Exercise: Output the data below exactly, down to the last character.

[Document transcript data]
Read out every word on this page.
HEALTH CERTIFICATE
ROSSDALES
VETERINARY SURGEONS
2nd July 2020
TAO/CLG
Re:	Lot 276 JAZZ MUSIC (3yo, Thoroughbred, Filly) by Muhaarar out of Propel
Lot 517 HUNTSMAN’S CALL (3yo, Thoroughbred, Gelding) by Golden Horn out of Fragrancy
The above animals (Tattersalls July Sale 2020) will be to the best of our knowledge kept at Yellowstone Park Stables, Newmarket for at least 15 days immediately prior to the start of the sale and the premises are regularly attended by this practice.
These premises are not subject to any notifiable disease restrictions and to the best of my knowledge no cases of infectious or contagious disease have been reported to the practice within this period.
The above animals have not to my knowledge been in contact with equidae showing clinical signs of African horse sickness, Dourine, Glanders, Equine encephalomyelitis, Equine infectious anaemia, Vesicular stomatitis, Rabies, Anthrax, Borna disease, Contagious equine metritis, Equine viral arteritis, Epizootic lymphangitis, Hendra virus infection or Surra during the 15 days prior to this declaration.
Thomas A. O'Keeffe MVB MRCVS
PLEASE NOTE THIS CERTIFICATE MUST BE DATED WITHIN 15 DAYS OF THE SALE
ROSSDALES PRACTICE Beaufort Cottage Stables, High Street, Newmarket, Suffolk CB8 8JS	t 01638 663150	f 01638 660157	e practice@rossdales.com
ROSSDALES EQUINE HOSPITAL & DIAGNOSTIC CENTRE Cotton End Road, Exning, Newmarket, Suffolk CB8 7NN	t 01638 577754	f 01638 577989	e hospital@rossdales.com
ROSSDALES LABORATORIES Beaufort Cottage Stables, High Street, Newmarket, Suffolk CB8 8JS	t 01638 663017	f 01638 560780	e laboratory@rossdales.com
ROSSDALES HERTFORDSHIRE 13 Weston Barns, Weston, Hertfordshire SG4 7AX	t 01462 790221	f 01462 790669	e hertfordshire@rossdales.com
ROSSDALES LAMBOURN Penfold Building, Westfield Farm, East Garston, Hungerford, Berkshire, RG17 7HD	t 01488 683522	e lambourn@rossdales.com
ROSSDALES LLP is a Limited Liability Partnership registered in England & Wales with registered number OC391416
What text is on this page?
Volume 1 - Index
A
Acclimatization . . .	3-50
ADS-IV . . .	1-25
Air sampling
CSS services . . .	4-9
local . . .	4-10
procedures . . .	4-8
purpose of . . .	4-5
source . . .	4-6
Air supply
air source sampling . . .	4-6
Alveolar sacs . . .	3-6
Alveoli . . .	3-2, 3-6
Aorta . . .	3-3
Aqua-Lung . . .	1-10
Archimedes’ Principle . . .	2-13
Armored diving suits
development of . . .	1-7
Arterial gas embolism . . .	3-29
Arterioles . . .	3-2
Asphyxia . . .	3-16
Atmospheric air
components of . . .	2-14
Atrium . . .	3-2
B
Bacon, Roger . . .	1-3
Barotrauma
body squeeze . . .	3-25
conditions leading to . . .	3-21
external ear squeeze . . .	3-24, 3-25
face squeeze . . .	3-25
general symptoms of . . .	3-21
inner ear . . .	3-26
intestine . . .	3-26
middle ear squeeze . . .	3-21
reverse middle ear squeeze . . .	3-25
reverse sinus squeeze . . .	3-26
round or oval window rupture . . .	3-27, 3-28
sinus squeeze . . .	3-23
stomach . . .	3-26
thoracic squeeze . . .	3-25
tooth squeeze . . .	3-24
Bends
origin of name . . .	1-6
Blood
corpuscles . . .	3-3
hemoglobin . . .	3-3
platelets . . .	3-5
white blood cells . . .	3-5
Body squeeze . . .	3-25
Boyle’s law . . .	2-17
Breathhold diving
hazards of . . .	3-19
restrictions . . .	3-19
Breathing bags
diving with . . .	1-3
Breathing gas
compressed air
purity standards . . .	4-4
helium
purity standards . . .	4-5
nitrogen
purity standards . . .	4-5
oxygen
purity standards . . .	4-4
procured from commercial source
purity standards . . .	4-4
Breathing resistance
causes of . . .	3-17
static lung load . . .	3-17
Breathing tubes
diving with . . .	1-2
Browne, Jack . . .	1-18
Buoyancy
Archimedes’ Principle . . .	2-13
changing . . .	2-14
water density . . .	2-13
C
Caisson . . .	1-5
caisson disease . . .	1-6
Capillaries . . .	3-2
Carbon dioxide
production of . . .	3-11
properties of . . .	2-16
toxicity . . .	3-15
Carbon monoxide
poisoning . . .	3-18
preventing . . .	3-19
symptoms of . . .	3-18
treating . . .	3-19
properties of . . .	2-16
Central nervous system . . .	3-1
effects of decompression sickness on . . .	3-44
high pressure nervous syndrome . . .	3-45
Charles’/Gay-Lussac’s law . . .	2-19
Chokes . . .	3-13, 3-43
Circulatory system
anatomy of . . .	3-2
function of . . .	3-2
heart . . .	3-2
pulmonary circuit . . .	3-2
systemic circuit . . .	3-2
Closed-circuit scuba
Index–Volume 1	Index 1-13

Expected answer:
Read out every word on this page.
HEALTH CERTIFICATE
ROSSDALES
VETERINARY SURGEONS
2nd July 2020
TAO/CLG
Re:	Lot 276 JAZZ MUSIC (3yo, Thoroughbred, Filly) by Muhaarar out of Propel
Lot 517 HUNTSMAN’S CALL (3yo, Thoroughbred, Gelding) by Golden Horn out of Fragrancy
The above animals (Tattersalls July Sale 2020) will be to the best of our knowledge kept at Yellowstone Park Stables, Newmarket for at least 15 days immediately prior to the start of the sale and the premises are regularly attended by this practice.
These premises are not subject to any notifiable disease restrictions and to the best of my knowledge no cases of infectious or contagious disease have been reported to the practice within this period.
The above animals have not to my knowledge been in contact with equidae showing clinical signs of African horse sickness, Dourine, Glanders, Equine encephalomyelitis, Equine infectious anaemia, Vesicular stomatitis, Rabies, Anthrax, Borna disease, Contagious equine metritis, Equine viral arteritis, Epizootic lymphangitis, Hendra virus infection or Surra during the 15 days prior to this declaration.
Thomas A. O'Keeffe MVB MRCVS
PLEASE NOTE THIS CERTIFICATE MUST BE DATED WITHIN 15 DAYS OF THE SALE
ROSSDALES PRACTICE Beaufort Cottage Stables, High Street, Newmarket, Suffolk CB8 8JS	t 01638 663150	f 01638 660157	e practice@rossdales.com
ROSSDALES EQUINE HOSPITAL & DIAGNOSTIC CENTRE Cotton End Road, Exning, Newmarket, Suffolk CB8 7NN	t 01638 577754	f 01638 577989	e hospital@rossdales.com
ROSSDALES LABORATORIES Beaufort Cottage Stables, High Street, Newmarket, Suffolk CB8 8JS	t 01638 663017	f 01638 560780	e laboratory@rossdales.com
ROSSDALES HERTFORDSHIRE 13 Weston Barns, Weston, Hertfordshire SG4 7AX	t 01462 790221	f 01462 790669	e hertfordshire@rossdales.com
ROSSDALES LAMBOURN Penfold Building, Westfield Farm, East Garston, Hungerford, Berkshire, RG17 7HD	t 01488 683522	e lambourn@rossdales.com
ROSSDALES LLP is a Limited Liability Partnership registered in England & Wales with registered number OC391416
What text is on this page?
Volume 1 - Index
A
Acclimatization . . .	3-50
ADS-IV . . .	1-25
Air sampling
CSS services . . .	4-9
local . . .	4-10
procedures . . .	4-8
purpose of . . .	4-5
source . . .	4-6
Air supply
air source sampling . . .	4-6
Alveolar sacs . . .	3-6
Alveoli . . .	3-2, 3-6
Aorta . . .	3-3
Aqua-Lung . . .	1-10
Archimedes’ Principle . . .	2-13
Armored diving suits
development of . . .	1-7
Arterial gas embolism . . .	3-29
Arterioles . . .	3-2
Asphyxia . . .	3-16
Atmospheric air
components of . . .	2-14
Atrium . . .	3-2
B
Bacon, Roger . . .	1-3
Barotrauma
body squeeze . . .	3-25
conditions leading to . . .	3-21
external ear squeeze . . .	3-24, 3-25
face squeeze . . .	3-25
general symptoms of . . .	3-21
inner ear . . .	3-26
intestine . . .	3-26
middle ear squeeze . . .	3-21
reverse middle ear squeeze . . .	3-25
reverse sinus squeeze . . .	3-26
round or oval window rupture . . .	3-27, 3-28
sinus squeeze . . .	3-23
stomach . . .	3-26
thoracic squeeze . . .	3-25
tooth squeeze . . .	3-24
Bends
origin of name . . .	1-6
Blood
corpuscles . . .	3-3
hemoglobin . . .	3-3
platelets . . .	3-5
white blood cells . . .	3-5
Body squeeze . . .	3-25
Boyle’s law . . .	2-17
Breathhold diving
hazards of . . .	3-19
restrictions . . .	3-19
Breathing bags
diving with . . .	1-3
Breathing gas
compressed air
purity standards . . .	4-4
helium
purity standards . . .	4-5
nitrogen
purity standards . . .	4-5
oxygen
purity standards . . .	4-4
procured from commercial source
purity standards . . .	4-4
Breathing resistance
causes of . . .	3-17
static lung load . . .	3-17
Breathing tubes
diving with . . .	1-2
Browne, Jack . . .	1-18
Buoyancy
Archimedes’ Principle . . .	2-13
changing . . .	2-14
water density . . .	2-13
C
Caisson . . .	1-5
caisson disease . . .	1-6
Capillaries . . .	3-2
Carbon dioxide
production of . . .	3-11
properties of . . .	2-16
toxicity . . .	3-15
Carbon monoxide
poisoning . . .	3-18
preventing . . .	3-19
symptoms of . . .	3-18
treating . . .	3-19
properties of . . .	2-16
Central nervous system . . .	3-1
effects of decompression sickness on . . .	3-44
high pressure nervous syndrome . . .	3-45
Charles’/Gay-Lussac’s law . . .	2-19
Chokes . . .	3-13, 3-43
Circulatory system
anatomy of . . .	3-2
function of . . .	3-2
heart . . .	3-2
pulmonary circuit . . .	3-2
systemic circuit . . .	3-2
Closed-circuit scuba
Index–Volume 1	Index 1-13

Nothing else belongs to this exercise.